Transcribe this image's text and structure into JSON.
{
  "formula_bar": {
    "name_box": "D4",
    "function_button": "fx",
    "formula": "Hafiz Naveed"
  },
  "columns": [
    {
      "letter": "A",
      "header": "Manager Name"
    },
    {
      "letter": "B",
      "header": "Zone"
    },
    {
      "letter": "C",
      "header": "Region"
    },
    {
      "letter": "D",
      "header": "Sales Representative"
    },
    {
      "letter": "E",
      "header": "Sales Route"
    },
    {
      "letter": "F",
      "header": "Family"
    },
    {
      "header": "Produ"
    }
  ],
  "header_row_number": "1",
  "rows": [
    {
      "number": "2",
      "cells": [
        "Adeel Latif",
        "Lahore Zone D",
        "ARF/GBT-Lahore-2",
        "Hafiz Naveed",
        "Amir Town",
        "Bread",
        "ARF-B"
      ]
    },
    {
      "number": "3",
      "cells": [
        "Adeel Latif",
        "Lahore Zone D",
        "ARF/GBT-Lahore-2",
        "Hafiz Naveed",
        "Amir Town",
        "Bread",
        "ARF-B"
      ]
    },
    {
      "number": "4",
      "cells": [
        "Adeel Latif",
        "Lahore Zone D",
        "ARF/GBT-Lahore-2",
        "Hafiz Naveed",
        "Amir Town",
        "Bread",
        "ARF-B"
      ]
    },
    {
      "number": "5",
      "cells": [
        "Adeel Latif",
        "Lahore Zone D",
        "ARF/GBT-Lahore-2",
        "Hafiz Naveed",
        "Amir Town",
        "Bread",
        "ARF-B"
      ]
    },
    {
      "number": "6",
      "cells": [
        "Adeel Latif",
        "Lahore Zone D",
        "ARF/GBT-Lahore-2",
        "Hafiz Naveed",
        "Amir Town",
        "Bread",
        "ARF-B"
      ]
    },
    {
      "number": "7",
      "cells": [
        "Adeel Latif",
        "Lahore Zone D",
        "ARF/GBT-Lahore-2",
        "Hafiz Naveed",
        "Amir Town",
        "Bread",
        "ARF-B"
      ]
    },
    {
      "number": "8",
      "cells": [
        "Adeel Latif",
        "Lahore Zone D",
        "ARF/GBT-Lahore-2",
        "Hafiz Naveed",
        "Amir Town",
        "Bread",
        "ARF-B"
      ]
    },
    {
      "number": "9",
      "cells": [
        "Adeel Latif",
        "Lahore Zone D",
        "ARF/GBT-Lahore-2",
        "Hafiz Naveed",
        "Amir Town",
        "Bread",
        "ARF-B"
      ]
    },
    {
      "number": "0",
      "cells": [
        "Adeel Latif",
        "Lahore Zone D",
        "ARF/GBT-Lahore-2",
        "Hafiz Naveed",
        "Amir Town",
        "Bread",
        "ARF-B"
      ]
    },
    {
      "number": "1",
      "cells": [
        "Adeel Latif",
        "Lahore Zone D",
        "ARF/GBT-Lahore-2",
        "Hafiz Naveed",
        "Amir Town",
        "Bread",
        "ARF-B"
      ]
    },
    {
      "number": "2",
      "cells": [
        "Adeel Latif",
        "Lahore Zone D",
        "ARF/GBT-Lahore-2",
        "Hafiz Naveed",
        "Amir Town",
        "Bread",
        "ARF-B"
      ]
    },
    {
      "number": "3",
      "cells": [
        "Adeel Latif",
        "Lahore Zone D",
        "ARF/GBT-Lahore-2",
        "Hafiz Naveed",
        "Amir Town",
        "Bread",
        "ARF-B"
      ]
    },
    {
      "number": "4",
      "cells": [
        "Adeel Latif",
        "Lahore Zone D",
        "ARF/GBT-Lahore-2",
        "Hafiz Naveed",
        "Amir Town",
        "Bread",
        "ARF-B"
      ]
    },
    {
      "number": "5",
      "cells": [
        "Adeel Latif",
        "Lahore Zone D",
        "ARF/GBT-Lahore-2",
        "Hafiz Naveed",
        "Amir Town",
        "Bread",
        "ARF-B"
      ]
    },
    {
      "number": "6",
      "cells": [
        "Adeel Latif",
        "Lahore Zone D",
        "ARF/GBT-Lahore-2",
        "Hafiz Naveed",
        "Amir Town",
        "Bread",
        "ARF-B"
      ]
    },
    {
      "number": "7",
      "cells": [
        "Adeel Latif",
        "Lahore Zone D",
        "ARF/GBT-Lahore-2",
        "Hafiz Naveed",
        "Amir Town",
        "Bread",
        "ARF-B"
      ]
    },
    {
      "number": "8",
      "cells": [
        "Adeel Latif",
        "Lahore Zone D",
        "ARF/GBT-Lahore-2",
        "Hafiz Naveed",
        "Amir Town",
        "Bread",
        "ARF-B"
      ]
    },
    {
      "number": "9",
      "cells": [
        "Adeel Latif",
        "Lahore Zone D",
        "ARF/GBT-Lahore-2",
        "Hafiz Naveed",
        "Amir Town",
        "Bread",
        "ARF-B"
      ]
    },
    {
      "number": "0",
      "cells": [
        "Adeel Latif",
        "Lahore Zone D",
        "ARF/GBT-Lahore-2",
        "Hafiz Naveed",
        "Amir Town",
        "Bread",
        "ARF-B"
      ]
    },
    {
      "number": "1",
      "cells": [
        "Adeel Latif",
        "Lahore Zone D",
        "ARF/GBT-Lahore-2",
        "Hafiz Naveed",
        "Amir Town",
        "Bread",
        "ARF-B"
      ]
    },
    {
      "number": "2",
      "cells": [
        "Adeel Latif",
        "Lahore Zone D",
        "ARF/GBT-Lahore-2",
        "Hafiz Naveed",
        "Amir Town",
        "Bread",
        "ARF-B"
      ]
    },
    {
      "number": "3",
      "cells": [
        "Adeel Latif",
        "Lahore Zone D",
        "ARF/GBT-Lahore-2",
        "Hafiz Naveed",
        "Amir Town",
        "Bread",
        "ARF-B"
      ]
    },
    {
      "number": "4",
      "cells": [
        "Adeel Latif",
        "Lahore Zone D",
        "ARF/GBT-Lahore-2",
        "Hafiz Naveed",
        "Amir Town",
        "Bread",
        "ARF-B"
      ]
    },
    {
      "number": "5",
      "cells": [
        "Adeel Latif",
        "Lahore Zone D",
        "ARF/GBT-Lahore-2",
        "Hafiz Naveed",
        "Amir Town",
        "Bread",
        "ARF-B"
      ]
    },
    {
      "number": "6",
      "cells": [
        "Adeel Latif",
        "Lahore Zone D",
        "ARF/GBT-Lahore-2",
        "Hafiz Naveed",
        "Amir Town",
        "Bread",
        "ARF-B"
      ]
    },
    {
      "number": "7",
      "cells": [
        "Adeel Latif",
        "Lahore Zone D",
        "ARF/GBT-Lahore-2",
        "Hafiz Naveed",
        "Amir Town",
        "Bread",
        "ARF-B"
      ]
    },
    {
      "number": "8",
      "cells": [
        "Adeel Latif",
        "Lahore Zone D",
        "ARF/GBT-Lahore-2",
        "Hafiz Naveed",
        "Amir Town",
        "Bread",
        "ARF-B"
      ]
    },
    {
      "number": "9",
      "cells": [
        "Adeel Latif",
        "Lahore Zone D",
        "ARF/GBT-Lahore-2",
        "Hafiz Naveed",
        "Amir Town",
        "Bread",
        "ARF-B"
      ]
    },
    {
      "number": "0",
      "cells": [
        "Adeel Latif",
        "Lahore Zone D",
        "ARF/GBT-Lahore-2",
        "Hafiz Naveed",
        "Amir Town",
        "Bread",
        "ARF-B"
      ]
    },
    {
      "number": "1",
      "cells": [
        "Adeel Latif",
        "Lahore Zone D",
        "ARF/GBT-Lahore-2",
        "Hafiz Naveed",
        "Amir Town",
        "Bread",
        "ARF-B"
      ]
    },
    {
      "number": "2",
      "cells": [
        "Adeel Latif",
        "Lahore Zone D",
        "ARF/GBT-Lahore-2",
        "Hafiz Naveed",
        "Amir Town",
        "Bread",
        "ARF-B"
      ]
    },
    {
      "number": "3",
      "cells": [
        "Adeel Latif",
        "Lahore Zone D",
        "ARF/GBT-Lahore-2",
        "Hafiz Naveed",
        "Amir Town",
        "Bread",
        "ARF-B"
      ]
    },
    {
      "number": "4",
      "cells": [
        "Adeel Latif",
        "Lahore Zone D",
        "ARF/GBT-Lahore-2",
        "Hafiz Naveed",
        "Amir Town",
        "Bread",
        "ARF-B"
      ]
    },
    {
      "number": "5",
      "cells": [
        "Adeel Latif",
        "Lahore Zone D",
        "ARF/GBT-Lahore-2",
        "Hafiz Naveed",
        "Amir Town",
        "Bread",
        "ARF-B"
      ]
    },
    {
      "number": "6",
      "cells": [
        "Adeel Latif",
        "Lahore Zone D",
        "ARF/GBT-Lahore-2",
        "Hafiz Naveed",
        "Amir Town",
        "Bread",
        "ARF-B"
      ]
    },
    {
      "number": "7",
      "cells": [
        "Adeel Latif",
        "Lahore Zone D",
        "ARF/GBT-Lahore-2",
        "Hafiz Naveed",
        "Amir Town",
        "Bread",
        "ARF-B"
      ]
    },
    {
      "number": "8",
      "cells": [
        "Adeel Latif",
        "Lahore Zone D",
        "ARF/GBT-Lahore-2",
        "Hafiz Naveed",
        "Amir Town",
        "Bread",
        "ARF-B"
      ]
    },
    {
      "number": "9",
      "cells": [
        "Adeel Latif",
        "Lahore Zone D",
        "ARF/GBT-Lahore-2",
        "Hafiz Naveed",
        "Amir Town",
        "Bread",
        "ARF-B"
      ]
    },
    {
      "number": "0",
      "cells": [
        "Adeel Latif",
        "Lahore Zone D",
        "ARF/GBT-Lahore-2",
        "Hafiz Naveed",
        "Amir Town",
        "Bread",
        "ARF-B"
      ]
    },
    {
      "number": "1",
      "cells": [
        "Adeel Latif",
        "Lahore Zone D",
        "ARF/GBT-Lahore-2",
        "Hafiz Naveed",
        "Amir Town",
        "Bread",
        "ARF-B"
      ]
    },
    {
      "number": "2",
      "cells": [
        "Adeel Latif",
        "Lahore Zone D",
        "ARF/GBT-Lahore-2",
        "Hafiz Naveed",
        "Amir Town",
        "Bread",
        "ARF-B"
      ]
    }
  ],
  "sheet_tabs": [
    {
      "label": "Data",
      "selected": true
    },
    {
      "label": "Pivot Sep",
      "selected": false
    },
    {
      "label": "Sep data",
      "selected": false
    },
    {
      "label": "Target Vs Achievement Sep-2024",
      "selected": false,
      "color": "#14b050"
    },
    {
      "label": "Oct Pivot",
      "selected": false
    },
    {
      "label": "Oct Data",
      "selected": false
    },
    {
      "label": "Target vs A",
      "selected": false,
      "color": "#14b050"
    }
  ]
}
...
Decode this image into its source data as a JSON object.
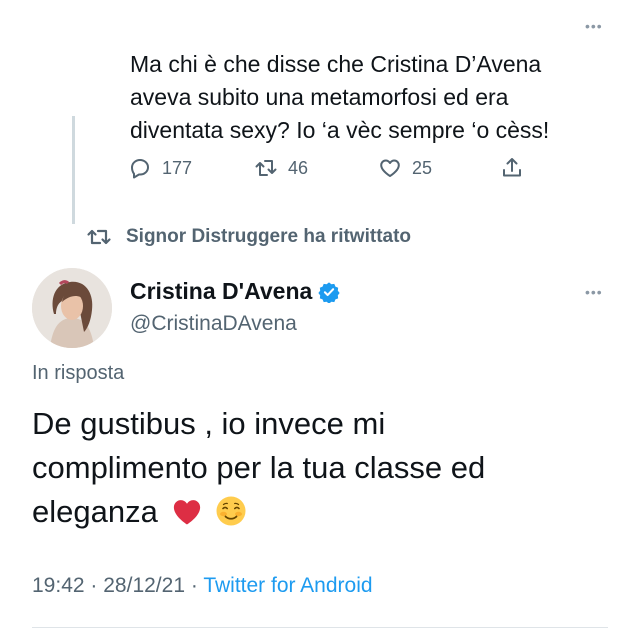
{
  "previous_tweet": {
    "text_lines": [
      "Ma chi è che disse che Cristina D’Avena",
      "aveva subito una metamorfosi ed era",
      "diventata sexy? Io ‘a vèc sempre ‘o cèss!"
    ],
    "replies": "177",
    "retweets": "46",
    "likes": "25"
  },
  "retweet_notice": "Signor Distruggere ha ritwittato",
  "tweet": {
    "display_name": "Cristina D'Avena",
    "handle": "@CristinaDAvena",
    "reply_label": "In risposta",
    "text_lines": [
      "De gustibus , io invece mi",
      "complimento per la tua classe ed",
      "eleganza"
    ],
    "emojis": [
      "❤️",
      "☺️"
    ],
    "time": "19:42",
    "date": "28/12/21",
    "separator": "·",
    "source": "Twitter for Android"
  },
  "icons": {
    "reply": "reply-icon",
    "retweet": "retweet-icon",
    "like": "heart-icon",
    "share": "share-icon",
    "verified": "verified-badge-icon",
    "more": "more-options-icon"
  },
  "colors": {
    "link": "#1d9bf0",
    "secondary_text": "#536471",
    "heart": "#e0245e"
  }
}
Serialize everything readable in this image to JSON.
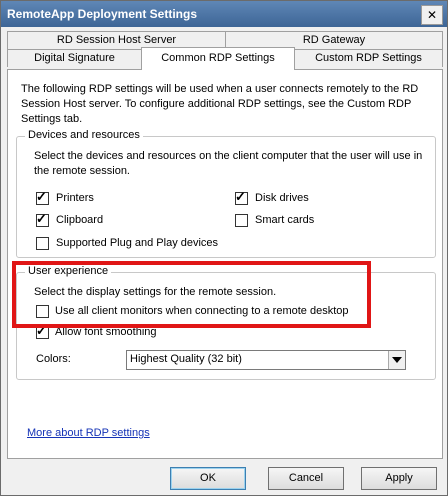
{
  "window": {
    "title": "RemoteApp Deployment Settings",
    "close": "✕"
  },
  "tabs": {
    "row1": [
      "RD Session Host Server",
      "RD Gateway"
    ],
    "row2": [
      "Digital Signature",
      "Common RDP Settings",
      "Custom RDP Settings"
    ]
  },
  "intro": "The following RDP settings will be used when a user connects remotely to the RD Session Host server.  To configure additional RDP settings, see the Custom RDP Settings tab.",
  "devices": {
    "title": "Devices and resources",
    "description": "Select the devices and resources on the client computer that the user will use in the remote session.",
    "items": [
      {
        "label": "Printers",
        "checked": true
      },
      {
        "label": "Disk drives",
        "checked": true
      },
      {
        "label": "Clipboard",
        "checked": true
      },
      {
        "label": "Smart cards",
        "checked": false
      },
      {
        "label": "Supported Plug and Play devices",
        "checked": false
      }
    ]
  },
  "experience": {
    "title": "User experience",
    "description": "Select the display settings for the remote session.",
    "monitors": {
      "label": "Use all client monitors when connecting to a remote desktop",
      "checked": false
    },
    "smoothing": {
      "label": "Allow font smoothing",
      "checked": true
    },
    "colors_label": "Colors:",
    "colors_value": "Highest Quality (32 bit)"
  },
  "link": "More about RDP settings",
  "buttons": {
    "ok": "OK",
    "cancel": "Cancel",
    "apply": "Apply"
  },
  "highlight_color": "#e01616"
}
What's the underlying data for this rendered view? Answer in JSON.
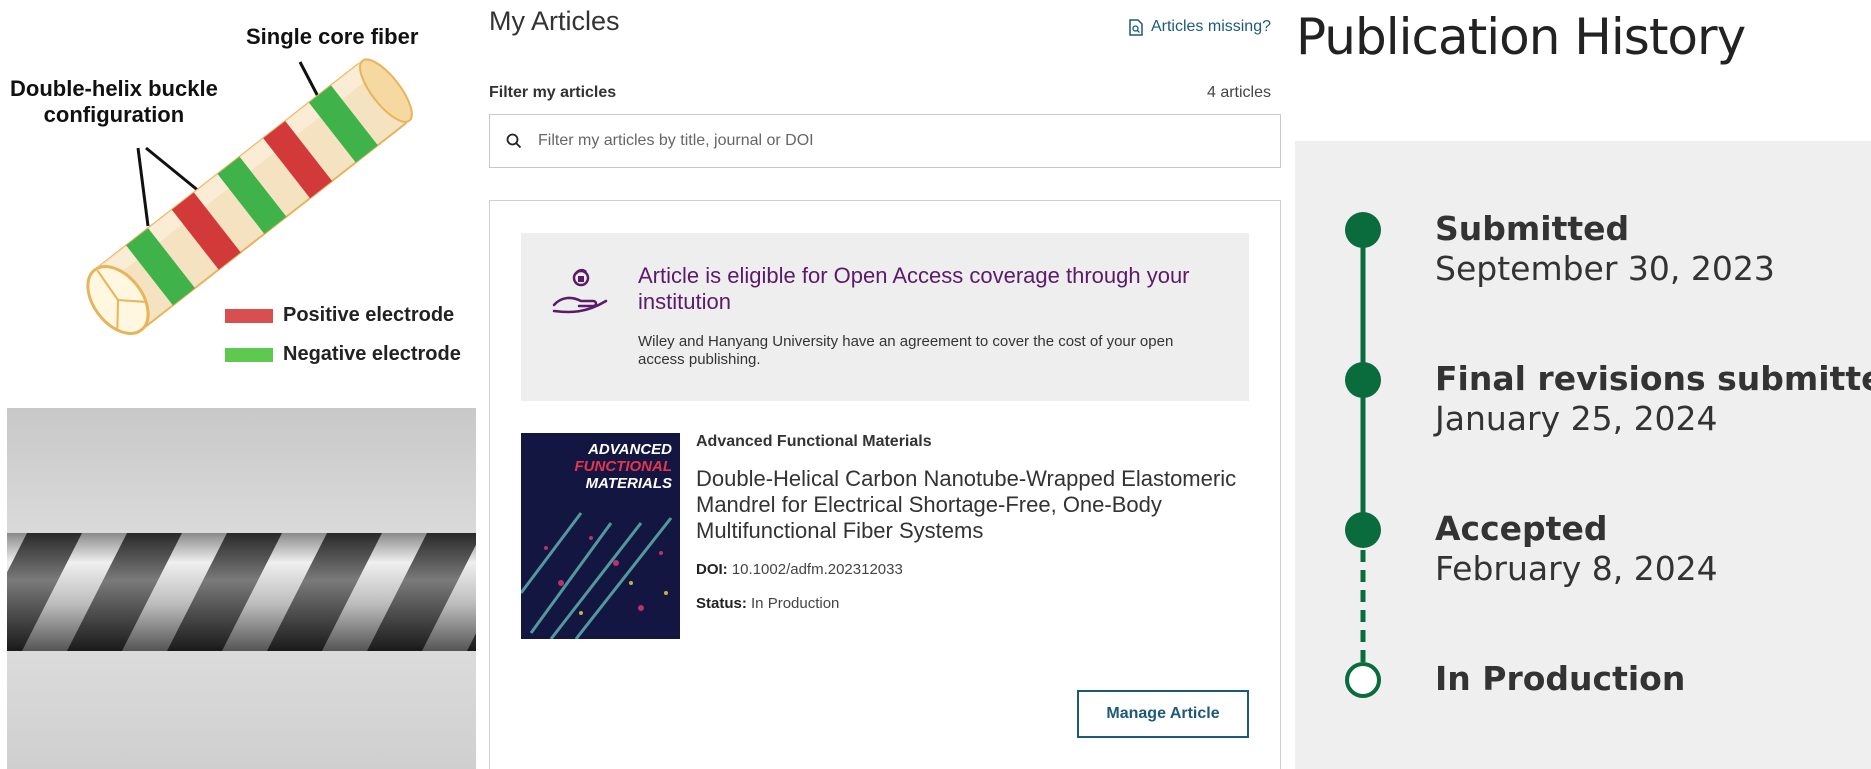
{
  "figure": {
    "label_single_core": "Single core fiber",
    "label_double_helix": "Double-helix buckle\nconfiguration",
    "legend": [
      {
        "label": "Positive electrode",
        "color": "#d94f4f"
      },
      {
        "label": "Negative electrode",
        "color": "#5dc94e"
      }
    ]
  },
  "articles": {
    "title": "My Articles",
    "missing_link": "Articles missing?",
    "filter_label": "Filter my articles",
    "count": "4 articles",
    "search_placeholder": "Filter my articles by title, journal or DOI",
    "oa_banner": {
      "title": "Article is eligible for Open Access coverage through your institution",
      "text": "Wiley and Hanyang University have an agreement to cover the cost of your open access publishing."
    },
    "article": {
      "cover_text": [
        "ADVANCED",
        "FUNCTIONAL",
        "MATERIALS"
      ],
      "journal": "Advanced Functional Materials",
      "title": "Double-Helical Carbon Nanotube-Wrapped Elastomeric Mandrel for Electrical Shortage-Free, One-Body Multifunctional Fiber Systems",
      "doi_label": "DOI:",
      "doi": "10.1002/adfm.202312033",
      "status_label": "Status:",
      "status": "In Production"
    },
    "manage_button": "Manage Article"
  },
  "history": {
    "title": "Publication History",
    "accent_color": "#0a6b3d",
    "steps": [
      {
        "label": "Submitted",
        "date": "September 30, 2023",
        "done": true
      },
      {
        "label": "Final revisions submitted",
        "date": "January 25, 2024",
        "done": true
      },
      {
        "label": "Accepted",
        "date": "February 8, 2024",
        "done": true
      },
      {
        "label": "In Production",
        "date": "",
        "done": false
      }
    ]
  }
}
--
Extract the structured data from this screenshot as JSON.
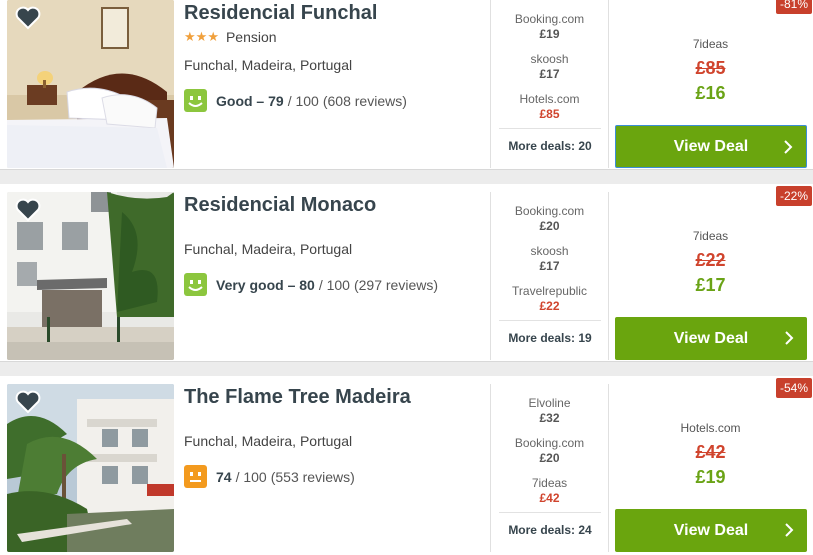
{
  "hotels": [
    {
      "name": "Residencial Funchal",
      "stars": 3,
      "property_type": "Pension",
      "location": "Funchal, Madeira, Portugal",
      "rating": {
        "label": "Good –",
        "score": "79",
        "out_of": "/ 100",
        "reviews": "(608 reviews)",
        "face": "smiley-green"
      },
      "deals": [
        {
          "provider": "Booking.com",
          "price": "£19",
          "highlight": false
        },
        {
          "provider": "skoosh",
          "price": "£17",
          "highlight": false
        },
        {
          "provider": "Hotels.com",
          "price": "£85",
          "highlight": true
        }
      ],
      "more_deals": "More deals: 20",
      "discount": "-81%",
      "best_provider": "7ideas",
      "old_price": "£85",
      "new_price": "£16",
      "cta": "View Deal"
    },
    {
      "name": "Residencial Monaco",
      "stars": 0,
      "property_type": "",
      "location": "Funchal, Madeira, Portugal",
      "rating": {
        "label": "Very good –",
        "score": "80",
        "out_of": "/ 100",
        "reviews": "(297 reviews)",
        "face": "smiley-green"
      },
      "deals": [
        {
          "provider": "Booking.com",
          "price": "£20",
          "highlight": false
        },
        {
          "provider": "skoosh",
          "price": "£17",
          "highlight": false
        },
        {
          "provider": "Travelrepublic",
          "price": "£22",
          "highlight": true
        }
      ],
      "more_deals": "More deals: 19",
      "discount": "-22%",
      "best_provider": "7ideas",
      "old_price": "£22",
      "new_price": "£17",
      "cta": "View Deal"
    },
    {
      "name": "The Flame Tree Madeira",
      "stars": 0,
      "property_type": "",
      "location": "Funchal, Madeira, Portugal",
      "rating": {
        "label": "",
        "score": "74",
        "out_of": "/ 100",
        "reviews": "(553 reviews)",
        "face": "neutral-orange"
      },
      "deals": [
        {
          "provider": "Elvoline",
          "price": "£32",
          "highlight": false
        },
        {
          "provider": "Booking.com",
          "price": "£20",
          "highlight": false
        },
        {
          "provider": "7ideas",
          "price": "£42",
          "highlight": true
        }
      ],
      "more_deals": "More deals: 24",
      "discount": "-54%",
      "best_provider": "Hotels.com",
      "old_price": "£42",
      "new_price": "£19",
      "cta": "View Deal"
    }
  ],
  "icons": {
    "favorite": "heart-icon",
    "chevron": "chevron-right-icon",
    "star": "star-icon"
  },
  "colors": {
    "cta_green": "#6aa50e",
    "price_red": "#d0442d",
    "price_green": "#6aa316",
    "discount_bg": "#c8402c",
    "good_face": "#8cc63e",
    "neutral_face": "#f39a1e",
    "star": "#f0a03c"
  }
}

# Aim
Work out the number of lines in this listing that include the word "Sales". Reply with that number only.

# Result of this task
2